Stored data entries
|---|
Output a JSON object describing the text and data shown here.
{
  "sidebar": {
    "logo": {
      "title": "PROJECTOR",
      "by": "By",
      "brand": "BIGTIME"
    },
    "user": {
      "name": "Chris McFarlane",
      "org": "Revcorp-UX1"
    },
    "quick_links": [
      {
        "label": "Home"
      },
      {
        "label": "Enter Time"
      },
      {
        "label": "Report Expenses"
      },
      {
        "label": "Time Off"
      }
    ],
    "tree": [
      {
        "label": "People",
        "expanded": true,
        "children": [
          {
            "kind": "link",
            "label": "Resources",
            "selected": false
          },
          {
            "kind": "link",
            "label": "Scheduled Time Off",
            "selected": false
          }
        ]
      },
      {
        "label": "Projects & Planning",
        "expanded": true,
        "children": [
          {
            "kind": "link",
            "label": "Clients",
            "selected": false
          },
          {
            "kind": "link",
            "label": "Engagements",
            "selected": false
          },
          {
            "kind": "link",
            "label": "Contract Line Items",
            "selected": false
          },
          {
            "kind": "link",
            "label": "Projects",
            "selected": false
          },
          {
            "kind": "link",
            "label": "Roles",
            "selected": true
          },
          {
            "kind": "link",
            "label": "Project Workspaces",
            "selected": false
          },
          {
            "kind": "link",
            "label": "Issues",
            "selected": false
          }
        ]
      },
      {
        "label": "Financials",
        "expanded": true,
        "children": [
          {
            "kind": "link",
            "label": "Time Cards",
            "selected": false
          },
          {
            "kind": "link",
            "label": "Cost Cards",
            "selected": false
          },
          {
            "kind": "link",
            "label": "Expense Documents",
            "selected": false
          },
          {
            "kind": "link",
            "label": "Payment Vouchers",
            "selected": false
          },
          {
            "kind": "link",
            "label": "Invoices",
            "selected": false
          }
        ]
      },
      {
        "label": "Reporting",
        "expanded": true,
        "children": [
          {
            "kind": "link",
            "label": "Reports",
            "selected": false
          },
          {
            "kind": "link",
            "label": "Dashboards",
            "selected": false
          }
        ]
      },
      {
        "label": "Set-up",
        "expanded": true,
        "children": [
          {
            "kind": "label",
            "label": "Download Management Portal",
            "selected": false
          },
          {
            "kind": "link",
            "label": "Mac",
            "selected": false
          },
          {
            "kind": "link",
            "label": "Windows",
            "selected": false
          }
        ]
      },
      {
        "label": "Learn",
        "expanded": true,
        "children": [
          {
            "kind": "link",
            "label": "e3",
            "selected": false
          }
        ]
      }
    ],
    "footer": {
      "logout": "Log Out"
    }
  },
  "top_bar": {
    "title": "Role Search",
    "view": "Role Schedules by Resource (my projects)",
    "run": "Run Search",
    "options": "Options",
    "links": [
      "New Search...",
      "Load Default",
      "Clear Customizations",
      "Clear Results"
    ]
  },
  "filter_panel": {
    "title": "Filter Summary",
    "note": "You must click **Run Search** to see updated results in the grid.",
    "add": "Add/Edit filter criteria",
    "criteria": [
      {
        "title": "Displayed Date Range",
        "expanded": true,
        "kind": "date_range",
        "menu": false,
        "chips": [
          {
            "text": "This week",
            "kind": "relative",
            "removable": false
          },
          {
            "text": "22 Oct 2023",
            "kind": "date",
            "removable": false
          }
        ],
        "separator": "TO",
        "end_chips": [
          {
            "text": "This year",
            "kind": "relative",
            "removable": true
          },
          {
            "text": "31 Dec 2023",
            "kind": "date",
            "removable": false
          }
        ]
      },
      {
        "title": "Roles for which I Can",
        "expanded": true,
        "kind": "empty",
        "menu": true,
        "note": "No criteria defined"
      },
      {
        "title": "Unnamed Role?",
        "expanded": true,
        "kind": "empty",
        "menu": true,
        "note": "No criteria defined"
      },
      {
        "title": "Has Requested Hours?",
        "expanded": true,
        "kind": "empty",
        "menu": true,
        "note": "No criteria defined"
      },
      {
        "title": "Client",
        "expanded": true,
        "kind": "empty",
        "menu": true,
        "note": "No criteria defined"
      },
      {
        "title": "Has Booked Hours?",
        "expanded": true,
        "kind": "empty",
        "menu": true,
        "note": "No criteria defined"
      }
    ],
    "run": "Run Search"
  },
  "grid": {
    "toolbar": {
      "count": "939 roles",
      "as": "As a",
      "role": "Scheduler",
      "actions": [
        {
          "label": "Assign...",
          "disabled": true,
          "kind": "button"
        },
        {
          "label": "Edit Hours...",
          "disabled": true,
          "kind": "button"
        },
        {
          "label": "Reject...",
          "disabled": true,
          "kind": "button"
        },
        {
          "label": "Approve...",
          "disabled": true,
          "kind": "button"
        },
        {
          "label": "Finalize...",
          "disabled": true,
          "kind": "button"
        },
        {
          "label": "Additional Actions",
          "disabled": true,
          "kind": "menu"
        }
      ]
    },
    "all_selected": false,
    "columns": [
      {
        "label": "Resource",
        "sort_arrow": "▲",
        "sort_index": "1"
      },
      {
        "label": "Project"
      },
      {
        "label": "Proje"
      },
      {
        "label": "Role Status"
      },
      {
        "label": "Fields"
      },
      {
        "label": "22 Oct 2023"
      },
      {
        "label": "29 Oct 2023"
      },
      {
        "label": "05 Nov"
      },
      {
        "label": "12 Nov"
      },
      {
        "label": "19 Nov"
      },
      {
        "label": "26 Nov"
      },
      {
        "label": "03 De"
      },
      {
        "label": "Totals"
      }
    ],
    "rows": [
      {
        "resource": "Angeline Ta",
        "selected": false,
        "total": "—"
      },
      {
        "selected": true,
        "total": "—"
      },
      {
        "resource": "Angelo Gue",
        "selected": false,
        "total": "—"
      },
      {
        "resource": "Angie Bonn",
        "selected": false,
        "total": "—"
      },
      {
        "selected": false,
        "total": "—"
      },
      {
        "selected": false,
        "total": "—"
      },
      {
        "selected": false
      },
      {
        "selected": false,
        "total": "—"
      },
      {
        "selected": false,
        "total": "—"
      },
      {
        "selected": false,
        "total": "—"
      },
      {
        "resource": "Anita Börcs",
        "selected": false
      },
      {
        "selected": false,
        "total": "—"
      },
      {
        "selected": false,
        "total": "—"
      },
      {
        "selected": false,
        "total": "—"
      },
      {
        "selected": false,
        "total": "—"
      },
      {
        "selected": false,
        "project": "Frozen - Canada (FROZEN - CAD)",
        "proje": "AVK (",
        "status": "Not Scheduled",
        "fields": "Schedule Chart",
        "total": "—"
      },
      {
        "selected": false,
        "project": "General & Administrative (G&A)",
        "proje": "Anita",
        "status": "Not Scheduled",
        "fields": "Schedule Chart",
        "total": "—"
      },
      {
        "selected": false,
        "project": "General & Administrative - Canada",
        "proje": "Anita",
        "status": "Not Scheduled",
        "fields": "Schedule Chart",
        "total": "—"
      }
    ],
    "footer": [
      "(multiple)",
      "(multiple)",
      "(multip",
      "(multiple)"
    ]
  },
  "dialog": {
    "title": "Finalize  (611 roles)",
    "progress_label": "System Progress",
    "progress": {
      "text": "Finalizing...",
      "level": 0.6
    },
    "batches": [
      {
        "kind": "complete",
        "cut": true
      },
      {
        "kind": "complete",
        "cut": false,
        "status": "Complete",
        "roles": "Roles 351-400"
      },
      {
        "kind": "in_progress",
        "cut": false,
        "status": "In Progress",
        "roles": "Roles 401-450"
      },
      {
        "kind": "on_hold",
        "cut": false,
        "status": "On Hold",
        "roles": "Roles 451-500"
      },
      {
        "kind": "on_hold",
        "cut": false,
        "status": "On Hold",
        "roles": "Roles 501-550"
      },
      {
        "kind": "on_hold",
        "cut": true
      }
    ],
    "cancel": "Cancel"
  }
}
|---|
TASK PROMPT: Please reproduce every line of the material word for word.

FULL ANSWER:
Output a JSON object describing the text and data shown here.
{
  "sidebar": {
    "logo": {
      "title": "PROJECTOR",
      "by": "By",
      "brand": "BIGTIME"
    },
    "user": {
      "name": "Chris McFarlane",
      "org": "Revcorp-UX1"
    },
    "quick_links": [
      {
        "label": "Home"
      },
      {
        "label": "Enter Time"
      },
      {
        "label": "Report Expenses"
      },
      {
        "label": "Time Off"
      }
    ],
    "tree": [
      {
        "label": "People",
        "expanded": true,
        "children": [
          {
            "kind": "link",
            "label": "Resources",
            "selected": false
          },
          {
            "kind": "link",
            "label": "Scheduled Time Off",
            "selected": false
          }
        ]
      },
      {
        "label": "Projects & Planning",
        "expanded": true,
        "children": [
          {
            "kind": "link",
            "label": "Clients",
            "selected": false
          },
          {
            "kind": "link",
            "label": "Engagements",
            "selected": false
          },
          {
            "kind": "link",
            "label": "Contract Line Items",
            "selected": false
          },
          {
            "kind": "link",
            "label": "Projects",
            "selected": false
          },
          {
            "kind": "link",
            "label": "Roles",
            "selected": true
          },
          {
            "kind": "link",
            "label": "Project Workspaces",
            "selected": false
          },
          {
            "kind": "link",
            "label": "Issues",
            "selected": false
          }
        ]
      },
      {
        "label": "Financials",
        "expanded": true,
        "children": [
          {
            "kind": "link",
            "label": "Time Cards",
            "selected": false
          },
          {
            "kind": "link",
            "label": "Cost Cards",
            "selected": false
          },
          {
            "kind": "link",
            "label": "Expense Documents",
            "selected": false
          },
          {
            "kind": "link",
            "label": "Payment Vouchers",
            "selected": false
          },
          {
            "kind": "link",
            "label": "Invoices",
            "selected": false
          }
        ]
      },
      {
        "label": "Reporting",
        "expanded": true,
        "children": [
          {
            "kind": "link",
            "label": "Reports",
            "selected": false
          },
          {
            "kind": "link",
            "label": "Dashboards",
            "selected": false
          }
        ]
      },
      {
        "label": "Set-up",
        "expanded": true,
        "children": [
          {
            "kind": "label",
            "label": "Download Management Portal",
            "selected": false
          },
          {
            "kind": "link",
            "label": "Mac",
            "selected": false
          },
          {
            "kind": "link",
            "label": "Windows",
            "selected": false
          }
        ]
      },
      {
        "label": "Learn",
        "expanded": true,
        "children": [
          {
            "kind": "link",
            "label": "e3",
            "selected": false
          }
        ]
      }
    ],
    "footer": {
      "logout": "Log Out"
    }
  },
  "top_bar": {
    "title": "Role Search",
    "view": "Role Schedules by Resource (my projects)",
    "run": "Run Search",
    "options": "Options",
    "links": [
      "New Search...",
      "Load Default",
      "Clear Customizations",
      "Clear Results"
    ]
  },
  "filter_panel": {
    "title": "Filter Summary",
    "note": "You must click **Run Search** to see updated results in the grid.",
    "add": "Add/Edit filter criteria",
    "criteria": [
      {
        "title": "Displayed Date Range",
        "expanded": true,
        "kind": "date_range",
        "menu": false,
        "chips": [
          {
            "text": "This week",
            "kind": "relative",
            "removable": false
          },
          {
            "text": "22 Oct 2023",
            "kind": "date",
            "removable": false
          }
        ],
        "separator": "TO",
        "end_chips": [
          {
            "text": "This year",
            "kind": "relative",
            "removable": true
          },
          {
            "text": "31 Dec 2023",
            "kind": "date",
            "removable": false
          }
        ]
      },
      {
        "title": "Roles for which I Can",
        "expanded": true,
        "kind": "empty",
        "menu": true,
        "note": "No criteria defined"
      },
      {
        "title": "Unnamed Role?",
        "expanded": true,
        "kind": "empty",
        "menu": true,
        "note": "No criteria defined"
      },
      {
        "title": "Has Requested Hours?",
        "expanded": true,
        "kind": "empty",
        "menu": true,
        "note": "No criteria defined"
      },
      {
        "title": "Client",
        "expanded": true,
        "kind": "empty",
        "menu": true,
        "note": "No criteria defined"
      },
      {
        "title": "Has Booked Hours?",
        "expanded": true,
        "kind": "empty",
        "menu": true,
        "note": "No criteria defined"
      }
    ],
    "run": "Run Search"
  },
  "grid": {
    "toolbar": {
      "count": "939 roles",
      "as": "As a",
      "role": "Scheduler",
      "actions": [
        {
          "label": "Assign...",
          "disabled": true,
          "kind": "button"
        },
        {
          "label": "Edit Hours...",
          "disabled": true,
          "kind": "button"
        },
        {
          "label": "Reject...",
          "disabled": true,
          "kind": "button"
        },
        {
          "label": "Approve...",
          "disabled": true,
          "kind": "button"
        },
        {
          "label": "Finalize...",
          "disabled": true,
          "kind": "button"
        },
        {
          "label": "Additional Actions",
          "disabled": true,
          "kind": "menu"
        }
      ]
    },
    "all_selected": false,
    "columns": [
      {
        "label": "Resource",
        "sort_arrow": "▲",
        "sort_index": "1"
      },
      {
        "label": "Project"
      },
      {
        "label": "Proje"
      },
      {
        "label": "Role Status"
      },
      {
        "label": "Fields"
      },
      {
        "label": "22 Oct 2023"
      },
      {
        "label": "29 Oct 2023"
      },
      {
        "label": "05 Nov"
      },
      {
        "label": "12 Nov"
      },
      {
        "label": "19 Nov"
      },
      {
        "label": "26 Nov"
      },
      {
        "label": "03 De"
      },
      {
        "label": "Totals"
      }
    ],
    "rows": [
      {
        "resource": "Angeline Ta",
        "selected": false,
        "total": "—"
      },
      {
        "selected": true,
        "total": "—"
      },
      {
        "resource": "Angelo Gue",
        "selected": false,
        "total": "—"
      },
      {
        "resource": "Angie Bonn",
        "selected": false,
        "total": "—"
      },
      {
        "selected": false,
        "total": "—"
      },
      {
        "selected": false,
        "total": "—"
      },
      {
        "selected": false
      },
      {
        "selected": false,
        "total": "—"
      },
      {
        "selected": false,
        "total": "—"
      },
      {
        "selected": false,
        "total": "—"
      },
      {
        "resource": "Anita Börcs",
        "selected": false
      },
      {
        "selected": false,
        "total": "—"
      },
      {
        "selected": false,
        "total": "—"
      },
      {
        "selected": false,
        "total": "—"
      },
      {
        "selected": false,
        "total": "—"
      },
      {
        "selected": false,
        "project": "Frozen - Canada (FROZEN - CAD)",
        "proje": "AVK (",
        "status": "Not Scheduled",
        "fields": "Schedule Chart",
        "total": "—"
      },
      {
        "selected": false,
        "project": "General & Administrative (G&A)",
        "proje": "Anita",
        "status": "Not Scheduled",
        "fields": "Schedule Chart",
        "total": "—"
      },
      {
        "selected": false,
        "project": "General & Administrative - Canada",
        "proje": "Anita",
        "status": "Not Scheduled",
        "fields": "Schedule Chart",
        "total": "—"
      }
    ],
    "footer": [
      "(multiple)",
      "(multiple)",
      "(multip",
      "(multiple)"
    ]
  },
  "dialog": {
    "title": "Finalize  (611 roles)",
    "progress_label": "System Progress",
    "progress": {
      "text": "Finalizing...",
      "level": 0.6
    },
    "batches": [
      {
        "kind": "complete",
        "cut": true
      },
      {
        "kind": "complete",
        "cut": false,
        "status": "Complete",
        "roles": "Roles 351-400"
      },
      {
        "kind": "in_progress",
        "cut": false,
        "status": "In Progress",
        "roles": "Roles 401-450"
      },
      {
        "kind": "on_hold",
        "cut": false,
        "status": "On Hold",
        "roles": "Roles 451-500"
      },
      {
        "kind": "on_hold",
        "cut": false,
        "status": "On Hold",
        "roles": "Roles 501-550"
      },
      {
        "kind": "on_hold",
        "cut": true
      }
    ],
    "cancel": "Cancel"
  }
}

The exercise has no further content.